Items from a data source
*****
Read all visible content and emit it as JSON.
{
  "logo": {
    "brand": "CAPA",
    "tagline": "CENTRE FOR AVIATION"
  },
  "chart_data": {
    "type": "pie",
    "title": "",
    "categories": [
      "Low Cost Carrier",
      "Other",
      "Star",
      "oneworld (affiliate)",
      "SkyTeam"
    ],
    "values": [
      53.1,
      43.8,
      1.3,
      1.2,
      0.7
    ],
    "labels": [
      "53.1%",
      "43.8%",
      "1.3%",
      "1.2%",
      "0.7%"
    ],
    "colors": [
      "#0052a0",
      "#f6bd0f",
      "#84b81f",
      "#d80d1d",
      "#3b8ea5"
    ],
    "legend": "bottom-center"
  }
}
*****
Your task is to retype all of the records exactly.

Read all visible content and emit it as JSON.
{
  "logo": {
    "brand": "CAPA",
    "tagline": "CENTRE FOR AVIATION"
  },
  "chart_data": {
    "type": "pie",
    "title": "",
    "categories": [
      "Low Cost Carrier",
      "Other",
      "Star",
      "oneworld (affiliate)",
      "SkyTeam"
    ],
    "values": [
      53.1,
      43.8,
      1.3,
      1.2,
      0.7
    ],
    "labels": [
      "53.1%",
      "43.8%",
      "1.3%",
      "1.2%",
      "0.7%"
    ],
    "colors": [
      "#0052a0",
      "#f6bd0f",
      "#84b81f",
      "#d80d1d",
      "#3b8ea5"
    ],
    "legend": "bottom-center"
  }
}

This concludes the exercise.